▸ **Given task**:
Go over the listing below line by line and tally those containing "title". Give only the tally.

— START OF Provided records —

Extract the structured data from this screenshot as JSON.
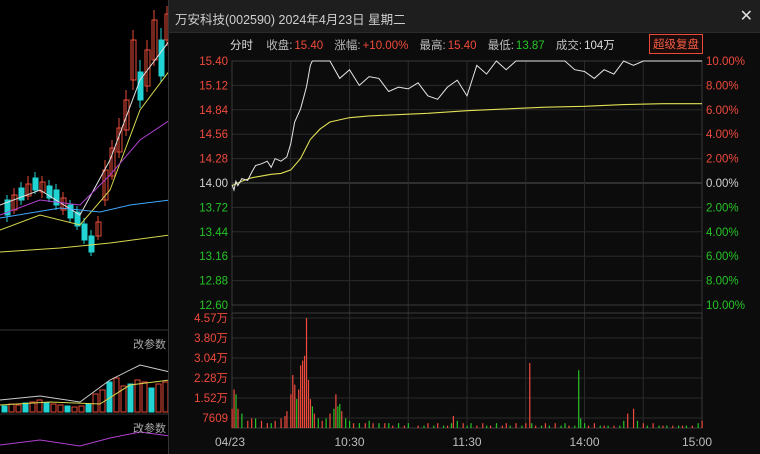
{
  "bg": {
    "labels": [
      "改参数",
      "改参数"
    ],
    "colors": {
      "up": "#e84b3a",
      "down": "#22d3d3",
      "ma1": "#e0e0e0",
      "ma2": "#d8d850",
      "ma3": "#b040d0",
      "ma4": "#40a8ff"
    }
  },
  "window": {
    "title": "万安科技(002590) 2024年4月23日 星期二",
    "close_icon": "close-icon"
  },
  "info": {
    "mode": "分时",
    "close_label": "收盘:",
    "close_value": "15.40",
    "change_label": "涨幅:",
    "change_value": "+10.00%",
    "high_label": "最高:",
    "high_value": "15.40",
    "low_label": "最低:",
    "low_value": "13.87",
    "vol_label": "成交:",
    "vol_value": "104万",
    "badge": "超级复盘"
  },
  "colors": {
    "up": "#f04a3c",
    "down": "#26c426",
    "flat": "#d0d0d0",
    "price_line": "#e6e6e6",
    "avg_line": "#e1e156",
    "grid": "#2a2a2a"
  },
  "chart_data": {
    "type": "line",
    "title": "",
    "x_ticks": [
      "04/23",
      "10:30",
      "11:30",
      "14:00",
      "15:00"
    ],
    "price_axis": [
      "15.40",
      "15.12",
      "14.84",
      "14.56",
      "14.28",
      "14.00",
      "13.72",
      "13.44",
      "13.16",
      "12.88",
      "12.60"
    ],
    "pct_axis": [
      "10.00%",
      "8.00%",
      "6.00%",
      "4.00%",
      "2.00%",
      "0.00%",
      "2.00%",
      "4.00%",
      "6.00%",
      "8.00%",
      "10.00%"
    ],
    "vol_axis": [
      "4.57万",
      "3.80万",
      "3.04万",
      "2.28万",
      "1.52万",
      "7609"
    ],
    "ylim": [
      12.6,
      15.4
    ],
    "prev_close": 14.0,
    "series": [
      {
        "name": "price",
        "x": [
          0,
          1,
          2,
          3,
          5,
          8,
          10,
          12,
          15,
          18,
          20,
          22,
          25,
          28,
          30,
          32,
          35,
          38,
          40,
          41,
          42,
          43,
          45,
          50,
          55,
          60,
          65,
          70,
          75,
          80,
          85,
          90,
          95,
          100,
          105,
          110,
          115,
          120,
          125,
          130,
          135,
          140,
          145,
          150,
          155,
          160,
          165,
          170,
          175,
          180,
          185,
          190,
          195,
          200,
          205,
          210,
          215,
          220,
          225,
          230,
          235,
          240
        ],
        "y": [
          13.98,
          13.92,
          14.02,
          13.97,
          14.05,
          14.03,
          14.12,
          14.2,
          14.22,
          14.25,
          14.18,
          14.28,
          14.25,
          14.3,
          14.45,
          14.7,
          14.85,
          15.1,
          15.35,
          15.4,
          15.4,
          15.4,
          15.4,
          15.4,
          15.2,
          15.3,
          15.12,
          15.22,
          15.2,
          15.05,
          15.1,
          15.08,
          15.15,
          15.0,
          14.96,
          15.1,
          15.18,
          15.0,
          15.35,
          15.25,
          15.4,
          15.3,
          15.4,
          15.4,
          15.4,
          15.4,
          15.4,
          15.4,
          15.3,
          15.28,
          15.2,
          15.3,
          15.25,
          15.4,
          15.35,
          15.4,
          15.4,
          15.4,
          15.4,
          15.4,
          15.4,
          15.4
        ]
      },
      {
        "name": "avg",
        "x": [
          0,
          5,
          10,
          15,
          20,
          25,
          30,
          35,
          40,
          45,
          50,
          60,
          70,
          80,
          90,
          100,
          120,
          140,
          160,
          180,
          200,
          220,
          240
        ],
        "y": [
          13.97,
          14.02,
          14.06,
          14.08,
          14.1,
          14.11,
          14.15,
          14.28,
          14.5,
          14.62,
          14.7,
          14.75,
          14.77,
          14.78,
          14.79,
          14.8,
          14.83,
          14.85,
          14.87,
          14.88,
          14.9,
          14.91,
          14.91
        ]
      }
    ],
    "volume_max": 45700,
    "volume": [
      [
        0,
        8,
        "u"
      ],
      [
        1,
        16,
        "u"
      ],
      [
        2,
        14,
        "d"
      ],
      [
        3,
        8,
        "u"
      ],
      [
        5,
        6,
        "d"
      ],
      [
        8,
        3,
        "u"
      ],
      [
        10,
        4,
        "u"
      ],
      [
        12,
        4,
        "d"
      ],
      [
        15,
        3,
        "u"
      ],
      [
        18,
        2,
        "u"
      ],
      [
        20,
        2,
        "d"
      ],
      [
        22,
        3,
        "u"
      ],
      [
        25,
        4,
        "u"
      ],
      [
        27,
        5,
        "u"
      ],
      [
        28,
        7,
        "u"
      ],
      [
        30,
        14,
        "u"
      ],
      [
        31,
        22,
        "u"
      ],
      [
        32,
        18,
        "u"
      ],
      [
        33,
        12,
        "d"
      ],
      [
        34,
        16,
        "u"
      ],
      [
        35,
        26,
        "u"
      ],
      [
        36,
        28,
        "u"
      ],
      [
        37,
        30,
        "u"
      ],
      [
        38,
        45.7,
        "u"
      ],
      [
        39,
        20,
        "u"
      ],
      [
        40,
        12,
        "u"
      ],
      [
        41,
        9,
        "d"
      ],
      [
        42,
        6,
        "u"
      ],
      [
        44,
        4,
        "d"
      ],
      [
        46,
        3,
        "u"
      ],
      [
        48,
        4,
        "d"
      ],
      [
        50,
        6,
        "u"
      ],
      [
        52,
        8,
        "d"
      ],
      [
        53,
        14,
        "u"
      ],
      [
        54,
        9,
        "d"
      ],
      [
        55,
        10,
        "d"
      ],
      [
        56,
        7,
        "u"
      ],
      [
        58,
        4,
        "d"
      ],
      [
        60,
        3,
        "d"
      ],
      [
        62,
        2,
        "u"
      ],
      [
        65,
        2,
        "d"
      ],
      [
        68,
        2,
        "u"
      ],
      [
        70,
        3,
        "d"
      ],
      [
        72,
        2,
        "u"
      ],
      [
        75,
        2,
        "d"
      ],
      [
        78,
        2,
        "u"
      ],
      [
        80,
        2,
        "d"
      ],
      [
        82,
        1,
        "u"
      ],
      [
        85,
        2,
        "d"
      ],
      [
        88,
        1,
        "u"
      ],
      [
        90,
        2,
        "d"
      ],
      [
        95,
        1,
        "u"
      ],
      [
        98,
        1,
        "d"
      ],
      [
        100,
        2,
        "u"
      ],
      [
        103,
        1,
        "d"
      ],
      [
        105,
        2,
        "u"
      ],
      [
        108,
        1,
        "d"
      ],
      [
        110,
        1,
        "u"
      ],
      [
        112,
        2,
        "d"
      ],
      [
        113,
        5,
        "u"
      ],
      [
        115,
        3,
        "d"
      ],
      [
        118,
        2,
        "u"
      ],
      [
        120,
        1,
        "d"
      ],
      [
        122,
        2,
        "d"
      ],
      [
        125,
        1,
        "u"
      ],
      [
        128,
        2,
        "u"
      ],
      [
        130,
        1,
        "d"
      ],
      [
        132,
        1,
        "u"
      ],
      [
        135,
        2,
        "d"
      ],
      [
        138,
        1,
        "u"
      ],
      [
        140,
        2,
        "u"
      ],
      [
        142,
        1,
        "d"
      ],
      [
        145,
        2,
        "u"
      ],
      [
        148,
        1,
        "d"
      ],
      [
        150,
        2,
        "u"
      ],
      [
        152,
        27,
        "u"
      ],
      [
        153,
        2,
        "d"
      ],
      [
        155,
        1,
        "u"
      ],
      [
        158,
        1,
        "d"
      ],
      [
        160,
        2,
        "u"
      ],
      [
        162,
        1,
        "d"
      ],
      [
        165,
        2,
        "u"
      ],
      [
        168,
        1,
        "d"
      ],
      [
        170,
        2,
        "d"
      ],
      [
        172,
        1,
        "u"
      ],
      [
        175,
        1,
        "d"
      ],
      [
        177,
        24,
        "d"
      ],
      [
        178,
        4,
        "d"
      ],
      [
        180,
        2,
        "d"
      ],
      [
        182,
        1,
        "u"
      ],
      [
        185,
        2,
        "u"
      ],
      [
        188,
        1,
        "d"
      ],
      [
        190,
        1,
        "u"
      ],
      [
        192,
        1,
        "d"
      ],
      [
        195,
        1,
        "u"
      ],
      [
        198,
        1,
        "d"
      ],
      [
        200,
        3,
        "d"
      ],
      [
        202,
        6,
        "u"
      ],
      [
        205,
        8,
        "u"
      ],
      [
        207,
        3,
        "d"
      ],
      [
        210,
        2,
        "u"
      ],
      [
        212,
        1,
        "d"
      ],
      [
        215,
        2,
        "u"
      ],
      [
        218,
        1,
        "d"
      ],
      [
        220,
        1,
        "u"
      ],
      [
        222,
        1,
        "d"
      ],
      [
        225,
        1,
        "u"
      ],
      [
        228,
        1,
        "d"
      ],
      [
        230,
        1,
        "u"
      ],
      [
        232,
        1,
        "d"
      ],
      [
        235,
        1,
        "u"
      ],
      [
        238,
        2,
        "d"
      ],
      [
        240,
        3,
        "u"
      ]
    ]
  }
}
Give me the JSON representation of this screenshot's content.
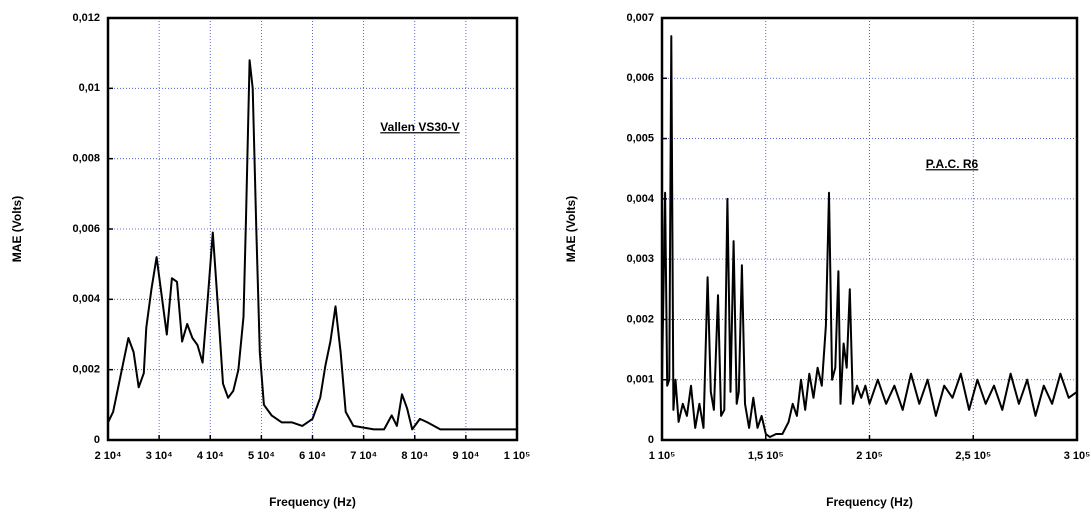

— END OF Provided records —

▸ **Task solution**:
2